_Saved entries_

• • • • •

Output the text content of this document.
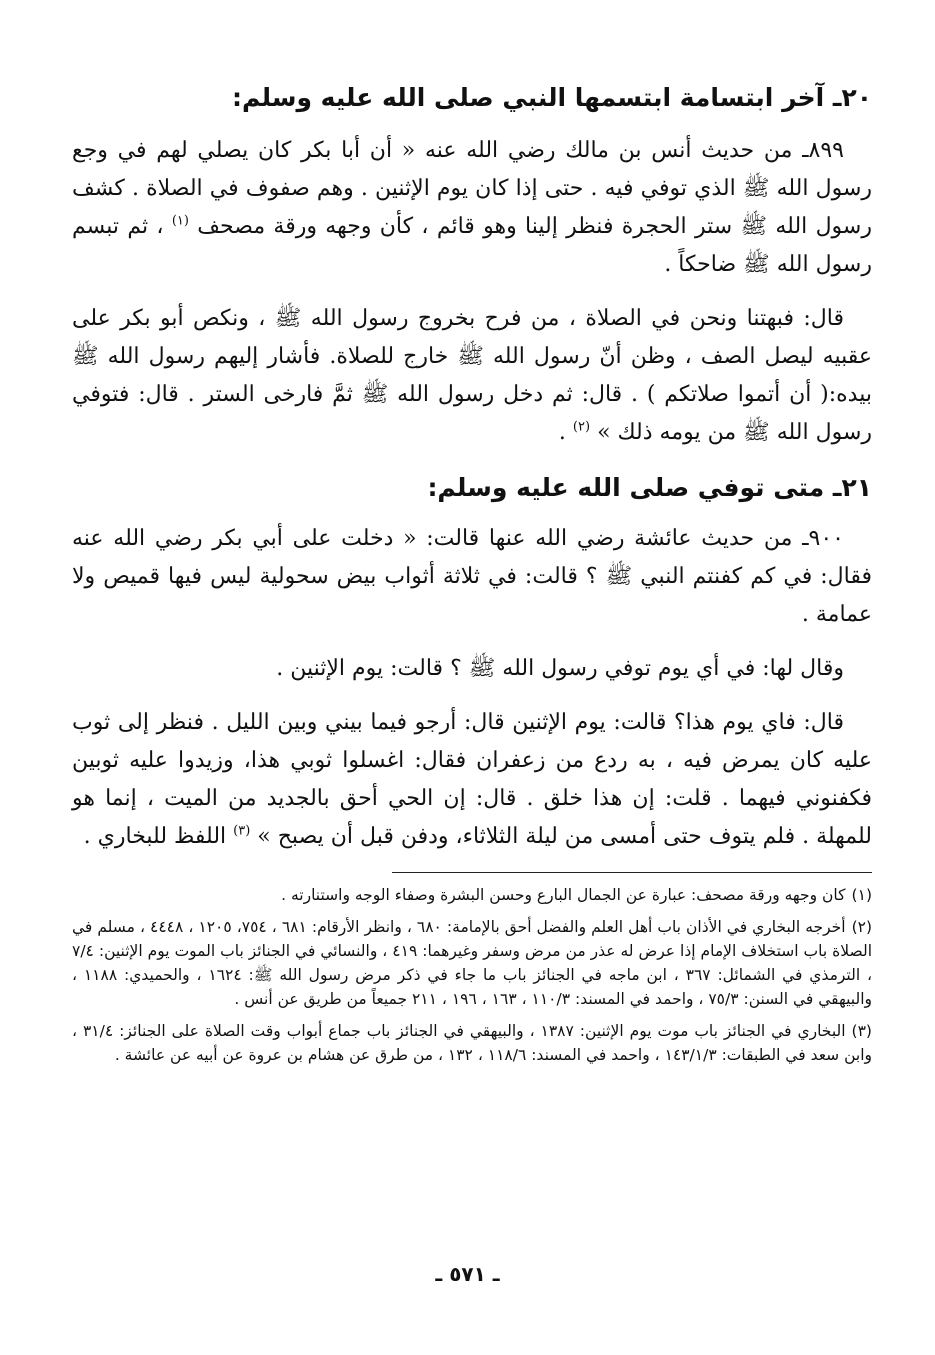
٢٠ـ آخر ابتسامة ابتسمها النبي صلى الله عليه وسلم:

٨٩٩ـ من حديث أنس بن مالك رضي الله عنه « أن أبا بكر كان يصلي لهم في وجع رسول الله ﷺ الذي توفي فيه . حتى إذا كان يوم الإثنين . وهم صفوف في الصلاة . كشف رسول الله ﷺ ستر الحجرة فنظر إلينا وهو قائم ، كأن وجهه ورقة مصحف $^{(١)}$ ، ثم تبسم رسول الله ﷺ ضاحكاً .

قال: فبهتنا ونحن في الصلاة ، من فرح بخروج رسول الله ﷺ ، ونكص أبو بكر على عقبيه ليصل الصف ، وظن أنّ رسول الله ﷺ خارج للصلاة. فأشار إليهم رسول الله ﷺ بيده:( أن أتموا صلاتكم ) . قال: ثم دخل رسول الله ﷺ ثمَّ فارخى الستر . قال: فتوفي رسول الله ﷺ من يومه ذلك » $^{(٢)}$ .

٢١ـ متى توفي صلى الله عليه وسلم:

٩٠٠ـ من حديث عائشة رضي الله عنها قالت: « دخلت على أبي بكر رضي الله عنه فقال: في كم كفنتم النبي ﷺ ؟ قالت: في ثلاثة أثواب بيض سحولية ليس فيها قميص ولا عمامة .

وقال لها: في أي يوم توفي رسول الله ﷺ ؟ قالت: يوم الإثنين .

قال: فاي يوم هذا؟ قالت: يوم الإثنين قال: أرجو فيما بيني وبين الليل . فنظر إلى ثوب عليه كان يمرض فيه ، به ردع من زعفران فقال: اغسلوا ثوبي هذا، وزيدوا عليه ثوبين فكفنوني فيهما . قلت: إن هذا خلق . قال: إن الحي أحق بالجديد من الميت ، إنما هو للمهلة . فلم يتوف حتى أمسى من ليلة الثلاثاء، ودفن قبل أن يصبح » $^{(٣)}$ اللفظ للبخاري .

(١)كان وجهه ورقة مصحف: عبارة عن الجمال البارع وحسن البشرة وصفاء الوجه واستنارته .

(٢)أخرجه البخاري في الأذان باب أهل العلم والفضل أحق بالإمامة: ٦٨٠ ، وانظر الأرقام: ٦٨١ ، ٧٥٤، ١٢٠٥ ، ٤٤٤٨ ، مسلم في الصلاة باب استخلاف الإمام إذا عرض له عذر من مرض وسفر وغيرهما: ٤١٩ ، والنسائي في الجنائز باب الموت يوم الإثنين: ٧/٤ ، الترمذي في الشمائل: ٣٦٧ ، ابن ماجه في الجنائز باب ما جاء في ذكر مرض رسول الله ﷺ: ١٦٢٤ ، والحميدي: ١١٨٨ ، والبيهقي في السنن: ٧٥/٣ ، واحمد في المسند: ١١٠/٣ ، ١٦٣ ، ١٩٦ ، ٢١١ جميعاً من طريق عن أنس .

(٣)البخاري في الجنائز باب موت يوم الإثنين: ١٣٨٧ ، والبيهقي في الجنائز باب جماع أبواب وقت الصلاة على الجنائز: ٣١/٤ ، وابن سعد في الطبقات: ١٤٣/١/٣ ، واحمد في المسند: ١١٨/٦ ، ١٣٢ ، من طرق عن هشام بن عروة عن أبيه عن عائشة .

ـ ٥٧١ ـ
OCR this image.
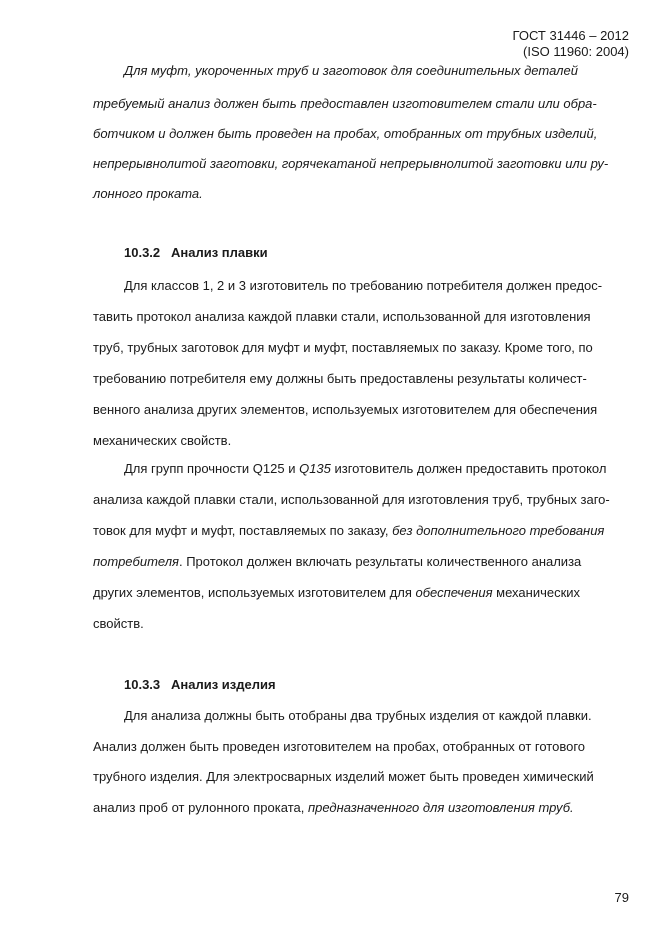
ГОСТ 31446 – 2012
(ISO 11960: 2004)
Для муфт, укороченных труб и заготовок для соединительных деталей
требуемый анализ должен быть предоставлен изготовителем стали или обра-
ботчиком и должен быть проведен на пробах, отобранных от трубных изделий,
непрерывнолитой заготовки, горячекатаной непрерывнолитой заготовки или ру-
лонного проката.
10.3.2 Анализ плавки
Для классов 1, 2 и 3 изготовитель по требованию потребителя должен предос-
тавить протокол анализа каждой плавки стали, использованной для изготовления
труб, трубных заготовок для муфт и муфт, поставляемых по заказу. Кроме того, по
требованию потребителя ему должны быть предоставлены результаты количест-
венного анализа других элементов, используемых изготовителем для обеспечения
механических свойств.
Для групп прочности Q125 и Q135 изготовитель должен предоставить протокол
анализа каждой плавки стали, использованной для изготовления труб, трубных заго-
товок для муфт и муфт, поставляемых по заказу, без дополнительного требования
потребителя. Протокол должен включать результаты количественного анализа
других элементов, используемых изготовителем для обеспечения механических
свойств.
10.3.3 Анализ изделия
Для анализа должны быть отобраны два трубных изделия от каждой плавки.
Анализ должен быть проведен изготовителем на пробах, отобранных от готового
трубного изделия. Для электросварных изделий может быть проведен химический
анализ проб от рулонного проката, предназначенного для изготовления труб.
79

• • • • •

_WORK TO DO_
Take the entries shown above and quote them verbatim, passing over the pictures.

_RESPONSE_
Output the text content of this document.
٢٠ـ آخر ابتسامة ابتسمها النبي صلى الله عليه وسلم:

٨٩٩ـ من حديث أنس بن مالك رضي الله عنه « أن أبا بكر كان يصلي لهم في وجع رسول الله ﷺ الذي توفي فيه . حتى إذا كان يوم الإثنين . وهم صفوف في الصلاة . كشف رسول الله ﷺ ستر الحجرة فنظر إلينا وهو قائم ، كأن وجهه ورقة مصحف $^{(١)}$ ، ثم تبسم رسول الله ﷺ ضاحكاً .

قال: فبهتنا ونحن في الصلاة ، من فرح بخروج رسول الله ﷺ ، ونكص أبو بكر على عقبيه ليصل الصف ، وظن أنّ رسول الله ﷺ خارج للصلاة. فأشار إليهم رسول الله ﷺ بيده:( أن أتموا صلاتكم ) . قال: ثم دخل رسول الله ﷺ ثمَّ فارخى الستر . قال: فتوفي رسول الله ﷺ من يومه ذلك » $^{(٢)}$ .

٢١ـ متى توفي صلى الله عليه وسلم:

٩٠٠ـ من حديث عائشة رضي الله عنها قالت: « دخلت على أبي بكر رضي الله عنه فقال: في كم كفنتم النبي ﷺ ؟ قالت: في ثلاثة أثواب بيض سحولية ليس فيها قميص ولا عمامة .

وقال لها: في أي يوم توفي رسول الله ﷺ ؟ قالت: يوم الإثنين .

قال: فاي يوم هذا؟ قالت: يوم الإثنين قال: أرجو فيما بيني وبين الليل . فنظر إلى ثوب عليه كان يمرض فيه ، به ردع من زعفران فقال: اغسلوا ثوبي هذا، وزيدوا عليه ثوبين فكفنوني فيهما . قلت: إن هذا خلق . قال: إن الحي أحق بالجديد من الميت ، إنما هو للمهلة . فلم يتوف حتى أمسى من ليلة الثلاثاء، ودفن قبل أن يصبح » $^{(٣)}$ اللفظ للبخاري .

(١)كان وجهه ورقة مصحف: عبارة عن الجمال البارع وحسن البشرة وصفاء الوجه واستنارته .

(٢)أخرجه البخاري في الأذان باب أهل العلم والفضل أحق بالإمامة: ٦٨٠ ، وانظر الأرقام: ٦٨١ ، ٧٥٤، ١٢٠٥ ، ٤٤٤٨ ، مسلم في الصلاة باب استخلاف الإمام إذا عرض له عذر من مرض وسفر وغيرهما: ٤١٩ ، والنسائي في الجنائز باب الموت يوم الإثنين: ٧/٤ ، الترمذي في الشمائل: ٣٦٧ ، ابن ماجه في الجنائز باب ما جاء في ذكر مرض رسول الله ﷺ: ١٦٢٤ ، والحميدي: ١١٨٨ ، والبيهقي في السنن: ٧٥/٣ ، واحمد في المسند: ١١٠/٣ ، ١٦٣ ، ١٩٦ ، ٢١١ جميعاً من طريق عن أنس .

(٣)البخاري في الجنائز باب موت يوم الإثنين: ١٣٨٧ ، والبيهقي في الجنائز باب جماع أبواب وقت الصلاة على الجنائز: ٣١/٤ ، وابن سعد في الطبقات: ١٤٣/١/٣ ، واحمد في المسند: ١١٨/٦ ، ١٣٢ ، من طرق عن هشام بن عروة عن أبيه عن عائشة .

ـ ٥٧١ ـ
OCR this image.
ГОСТ 31446 – 2012
(ISO 11960: 2004)
Для муфт, укороченных труб и заготовок для соединительных деталей
требуемый анализ должен быть предоставлен изготовителем стали или обра-
ботчиком и должен быть проведен на пробах, отобранных от трубных изделий,
непрерывнолитой заготовки, горячекатаной непрерывнолитой заготовки или ру-
лонного проката.
10.3.2 Анализ плавки
Для классов 1, 2 и 3 изготовитель по требованию потребителя должен предос-
тавить протокол анализа каждой плавки стали, использованной для изготовления
труб, трубных заготовок для муфт и муфт, поставляемых по заказу. Кроме того, по
требованию потребителя ему должны быть предоставлены результаты количест-
венного анализа других элементов, используемых изготовителем для обеспечения
механических свойств.
Для групп прочности Q125 и Q135 изготовитель должен предоставить протокол
анализа каждой плавки стали, использованной для изготовления труб, трубных заго-
товок для муфт и муфт, поставляемых по заказу, без дополнительного требования
потребителя. Протокол должен включать результаты количественного анализа
других элементов, используемых изготовителем для обеспечения механических
свойств.
10.3.3 Анализ изделия
Для анализа должны быть отобраны два трубных изделия от каждой плавки.
Анализ должен быть проведен изготовителем на пробах, отобранных от готового
трубного изделия. Для электросварных изделий может быть проведен химический
анализ проб от рулонного проката, предназначенного для изготовления труб.
79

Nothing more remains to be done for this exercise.